*Brano di testo*.

--------------------

Indice
Prefazione alla nuova edizione
BREVE STORIA DELLE RELIGIONI
Alcune questioni di metodo
Come nasce la religione
Dal totem al dio personale
Antropomorfismo, animismo e feticismo
Riti e culti tribali e gentilizi
Le religioni dell'antica società schiavistica: l'Egitto
Babilonia e Assiria
Le due religioni della Grecia
Origini e sviluppi del giudaismo
Aspetti religiosi delle grandi rivolte di schiavi
Il mito della salvezza
Alle soglie del cristianesimo
La comunità del «Nuovo Testamento»
Gesù il Cristo: mito e realtà
Budda, Confucio e Maometto
Elementi di una storia reale del cristianesimo
AMBROGIO DONINI
Breve storia delle religioni
Prefazione alla nuova edizione
Questo volume, che appare oggi in una nuova edizione e in una collana di tascabili a grandissima diffusione, ha alle sue spalle una lunga vita. Pubblicato nel 1959 dagli Editori Riuniti, ha avuto una decina di edizioni (con una tiratura complessiva di oltre centocinquantamila copie), ed è stato tradotto in undici lingue. Pur mantenendo inalterata l'impostazione generale dell'opera, il libro è stato completamente riscritto rispetto alla prima stesura. Il testo è stato rivisto e in qualche parte rielaborato, sono stati aggiunti alcuni capitoli e trattati nuovi argomenti, le note sono state snellite, le indicazioni bibliografiche e i dati statistici sono stati aggiornati.

--------------------

*Voci fornite*.
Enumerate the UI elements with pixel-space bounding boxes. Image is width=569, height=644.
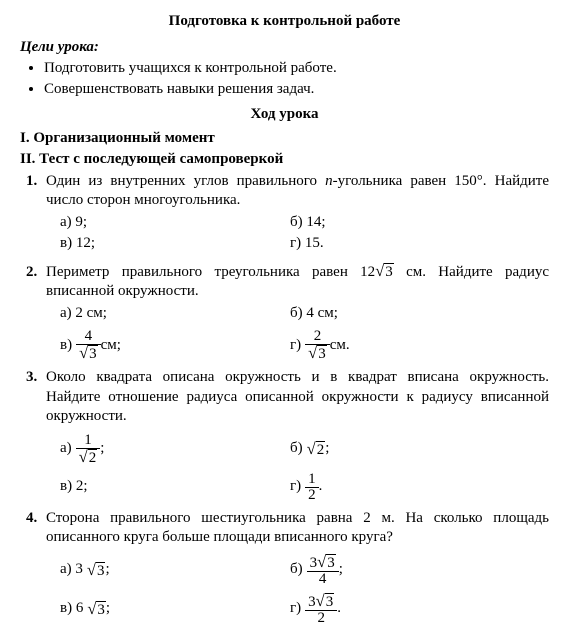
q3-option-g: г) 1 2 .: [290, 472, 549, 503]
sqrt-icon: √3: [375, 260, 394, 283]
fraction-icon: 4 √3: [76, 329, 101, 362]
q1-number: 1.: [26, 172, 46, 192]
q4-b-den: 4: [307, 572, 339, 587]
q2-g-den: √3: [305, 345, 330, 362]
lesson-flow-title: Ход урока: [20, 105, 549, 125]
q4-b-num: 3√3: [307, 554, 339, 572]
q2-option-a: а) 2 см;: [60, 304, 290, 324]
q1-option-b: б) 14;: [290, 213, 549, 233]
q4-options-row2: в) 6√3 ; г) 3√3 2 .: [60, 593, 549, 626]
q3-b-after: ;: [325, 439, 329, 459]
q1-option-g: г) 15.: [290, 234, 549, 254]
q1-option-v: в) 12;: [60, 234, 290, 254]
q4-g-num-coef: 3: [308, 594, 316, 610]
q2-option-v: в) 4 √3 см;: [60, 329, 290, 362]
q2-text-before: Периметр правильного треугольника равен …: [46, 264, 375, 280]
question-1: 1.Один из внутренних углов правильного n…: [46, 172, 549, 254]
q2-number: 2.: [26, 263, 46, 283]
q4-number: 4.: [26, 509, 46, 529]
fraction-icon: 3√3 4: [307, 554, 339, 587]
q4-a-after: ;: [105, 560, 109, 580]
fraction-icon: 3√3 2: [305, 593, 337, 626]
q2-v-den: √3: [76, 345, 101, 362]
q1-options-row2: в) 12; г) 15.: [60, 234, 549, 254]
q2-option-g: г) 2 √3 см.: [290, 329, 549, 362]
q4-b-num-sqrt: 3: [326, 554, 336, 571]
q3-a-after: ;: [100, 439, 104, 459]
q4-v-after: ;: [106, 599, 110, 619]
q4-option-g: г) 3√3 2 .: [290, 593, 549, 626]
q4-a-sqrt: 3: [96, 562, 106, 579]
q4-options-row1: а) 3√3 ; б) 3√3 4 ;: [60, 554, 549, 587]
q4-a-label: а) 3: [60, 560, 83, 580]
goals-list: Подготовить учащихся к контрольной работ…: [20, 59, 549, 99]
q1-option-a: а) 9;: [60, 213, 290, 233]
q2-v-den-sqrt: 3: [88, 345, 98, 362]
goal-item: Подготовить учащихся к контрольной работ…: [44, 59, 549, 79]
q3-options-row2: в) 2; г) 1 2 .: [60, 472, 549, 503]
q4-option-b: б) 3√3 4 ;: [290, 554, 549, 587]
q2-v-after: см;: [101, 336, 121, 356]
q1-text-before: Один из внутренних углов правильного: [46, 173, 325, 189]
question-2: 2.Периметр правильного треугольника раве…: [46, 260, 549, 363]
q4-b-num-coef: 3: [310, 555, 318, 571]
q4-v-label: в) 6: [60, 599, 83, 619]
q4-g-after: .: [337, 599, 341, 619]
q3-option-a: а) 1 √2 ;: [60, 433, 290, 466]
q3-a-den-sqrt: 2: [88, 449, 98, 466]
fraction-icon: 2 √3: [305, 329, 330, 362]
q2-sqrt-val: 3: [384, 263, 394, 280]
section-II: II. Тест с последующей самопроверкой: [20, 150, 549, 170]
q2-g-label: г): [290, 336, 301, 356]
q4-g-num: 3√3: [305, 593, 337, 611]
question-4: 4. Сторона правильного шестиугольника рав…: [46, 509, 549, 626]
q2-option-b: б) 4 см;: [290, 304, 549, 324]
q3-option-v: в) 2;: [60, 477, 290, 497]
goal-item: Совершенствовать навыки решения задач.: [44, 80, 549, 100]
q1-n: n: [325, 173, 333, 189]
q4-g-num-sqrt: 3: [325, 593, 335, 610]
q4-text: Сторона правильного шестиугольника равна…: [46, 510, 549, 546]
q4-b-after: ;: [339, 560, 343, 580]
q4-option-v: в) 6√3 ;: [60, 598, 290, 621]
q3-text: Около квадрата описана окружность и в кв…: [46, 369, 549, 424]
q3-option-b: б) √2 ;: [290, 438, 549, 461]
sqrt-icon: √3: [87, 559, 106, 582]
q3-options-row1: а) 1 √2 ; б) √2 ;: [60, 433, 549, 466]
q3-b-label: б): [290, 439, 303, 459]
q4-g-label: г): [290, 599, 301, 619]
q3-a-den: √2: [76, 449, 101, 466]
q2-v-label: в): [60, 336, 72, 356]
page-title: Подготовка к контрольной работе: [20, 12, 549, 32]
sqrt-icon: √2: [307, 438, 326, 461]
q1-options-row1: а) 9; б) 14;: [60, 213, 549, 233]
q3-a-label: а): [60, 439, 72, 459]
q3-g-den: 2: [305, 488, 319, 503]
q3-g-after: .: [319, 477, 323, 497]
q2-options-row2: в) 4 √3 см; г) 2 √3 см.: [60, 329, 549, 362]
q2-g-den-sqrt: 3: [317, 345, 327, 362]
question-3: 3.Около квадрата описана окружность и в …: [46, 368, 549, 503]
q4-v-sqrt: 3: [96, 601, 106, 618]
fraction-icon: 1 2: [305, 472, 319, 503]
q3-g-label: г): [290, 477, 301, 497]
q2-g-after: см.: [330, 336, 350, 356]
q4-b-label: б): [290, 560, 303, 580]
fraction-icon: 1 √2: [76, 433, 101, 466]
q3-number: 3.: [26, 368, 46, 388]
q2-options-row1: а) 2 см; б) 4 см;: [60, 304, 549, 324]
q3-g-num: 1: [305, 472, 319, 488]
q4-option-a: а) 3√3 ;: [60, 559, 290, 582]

--------------------

*Cosa fare*. Per favore, indica se ciascuna affermazione concorda con il brano, rispondendo sì o no e citando fedelmente le parole decisive: (a) il volume uscì la prima volta nel 1959 presso gli Editori Riuniti; (b) il libro è stato tradotto in dodici lingue; (c) nella nuova edizione le note sono state ampliate. Le voci fornite non sono necessarie.

*Risposta*.
(a) Sì: «Pubblicato nel 1959 dagli Editori Riuniti»
(b) No: «è stato tradotto in undici lingue»
(c) No: «le note sono state snellite»